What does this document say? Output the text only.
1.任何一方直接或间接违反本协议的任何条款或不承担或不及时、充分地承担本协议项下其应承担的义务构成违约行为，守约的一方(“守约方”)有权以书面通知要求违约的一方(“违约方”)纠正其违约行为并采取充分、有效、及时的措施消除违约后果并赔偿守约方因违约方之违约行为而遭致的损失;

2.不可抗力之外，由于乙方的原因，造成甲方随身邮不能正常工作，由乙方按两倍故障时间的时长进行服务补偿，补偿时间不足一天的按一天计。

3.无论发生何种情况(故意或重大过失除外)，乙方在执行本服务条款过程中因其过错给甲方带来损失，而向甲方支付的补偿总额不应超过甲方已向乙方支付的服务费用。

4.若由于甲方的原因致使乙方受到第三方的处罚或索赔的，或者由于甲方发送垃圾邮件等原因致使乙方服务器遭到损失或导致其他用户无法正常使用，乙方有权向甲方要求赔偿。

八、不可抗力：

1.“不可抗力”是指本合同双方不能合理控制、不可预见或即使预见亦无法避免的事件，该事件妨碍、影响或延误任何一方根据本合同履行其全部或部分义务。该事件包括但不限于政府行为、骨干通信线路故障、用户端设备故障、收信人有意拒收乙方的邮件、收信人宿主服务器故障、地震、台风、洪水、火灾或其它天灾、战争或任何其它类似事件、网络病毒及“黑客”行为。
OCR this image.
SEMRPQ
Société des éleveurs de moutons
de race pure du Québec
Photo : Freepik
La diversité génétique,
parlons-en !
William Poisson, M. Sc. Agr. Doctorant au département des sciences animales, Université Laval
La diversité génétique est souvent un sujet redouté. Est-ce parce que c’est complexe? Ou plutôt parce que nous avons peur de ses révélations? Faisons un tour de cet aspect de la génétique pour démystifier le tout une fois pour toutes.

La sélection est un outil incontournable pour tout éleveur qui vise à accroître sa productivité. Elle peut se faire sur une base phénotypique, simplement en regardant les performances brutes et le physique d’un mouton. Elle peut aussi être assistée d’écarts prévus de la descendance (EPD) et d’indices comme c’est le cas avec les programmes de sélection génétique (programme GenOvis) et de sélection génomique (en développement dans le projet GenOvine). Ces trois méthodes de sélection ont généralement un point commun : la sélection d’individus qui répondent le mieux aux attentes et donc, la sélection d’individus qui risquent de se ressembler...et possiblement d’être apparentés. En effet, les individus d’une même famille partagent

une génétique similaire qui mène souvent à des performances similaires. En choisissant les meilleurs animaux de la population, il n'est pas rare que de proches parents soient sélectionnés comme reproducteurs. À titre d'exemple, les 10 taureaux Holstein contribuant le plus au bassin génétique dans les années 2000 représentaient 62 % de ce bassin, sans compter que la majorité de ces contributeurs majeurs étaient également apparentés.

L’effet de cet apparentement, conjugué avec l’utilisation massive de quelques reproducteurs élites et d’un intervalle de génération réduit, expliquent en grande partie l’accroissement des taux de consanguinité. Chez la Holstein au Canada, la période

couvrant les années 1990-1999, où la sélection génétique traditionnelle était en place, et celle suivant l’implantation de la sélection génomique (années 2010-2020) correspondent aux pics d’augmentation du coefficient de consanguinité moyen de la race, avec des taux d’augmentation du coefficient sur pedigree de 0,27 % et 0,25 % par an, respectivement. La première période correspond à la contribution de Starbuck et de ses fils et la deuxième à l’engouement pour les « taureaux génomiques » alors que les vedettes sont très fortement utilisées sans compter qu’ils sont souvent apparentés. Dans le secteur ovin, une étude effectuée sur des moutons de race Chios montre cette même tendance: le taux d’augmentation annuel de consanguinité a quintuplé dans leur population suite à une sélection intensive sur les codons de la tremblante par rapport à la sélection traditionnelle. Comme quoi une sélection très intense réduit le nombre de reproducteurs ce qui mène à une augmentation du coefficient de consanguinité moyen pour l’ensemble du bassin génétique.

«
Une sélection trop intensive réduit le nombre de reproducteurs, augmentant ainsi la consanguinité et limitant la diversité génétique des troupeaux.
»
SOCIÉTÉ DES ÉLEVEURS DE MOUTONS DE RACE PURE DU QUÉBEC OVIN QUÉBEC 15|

> [Requirements]
List each line of the entries that holds the string "même".

> [Final answer]
La sélection est un outil incontournable pour tout éleveur qui vise à accroître sa productivité. Elle peut se faire sur une base phénotypique, simplement en regardant les performances brutes et le physique d’un mouton. Elle peut aussi être assistée d’écarts prévus de la descendance (EPD) et d’indices comme c’est le cas avec les programmes de sélection génétique (programme GenOvis) et de sélection génomique (en développement dans le projet GenOvine). Ces trois méthodes de sélection ont généralement un point commun : la sélection d’individus qui répondent le mieux aux attentes et donc, la sélection d’individus qui risquent de se ressembler...et possiblement d’être apparentés. En effet, les individus d’une même famille partagent
couvrant les années 1990-1999, où la sélection génétique traditionnelle était en place, et celle suivant l’implantation de la sélection génomique (années 2010-2020) correspondent aux pics d’augmentation du coefficient de consanguinité moyen de la race, avec des taux d’augmentation du coefficient sur pedigree de 0,27 % et 0,25 % par an, respectivement. La première période correspond à la contribution de Starbuck et de ses fils et la deuxième à l’engouement pour les « taureaux génomiques » alors que les vedettes sont très fortement utilisées sans compter qu’ils sont souvent apparentés. Dans le secteur ovin, une étude effectuée sur des moutons de race Chios montre cette même tendance: le taux d’augmentation annuel de consanguinité a quintuplé dans leur population suite à une sélection intensive sur les codons de la tremblante par rapport à la sélection traditionnelle. Comme quoi une sélection très intense réduit le nombre de reproducteurs ce qui mène à une augmentation du coefficient de consanguinité moyen pour l’ensemble du bassin génétique.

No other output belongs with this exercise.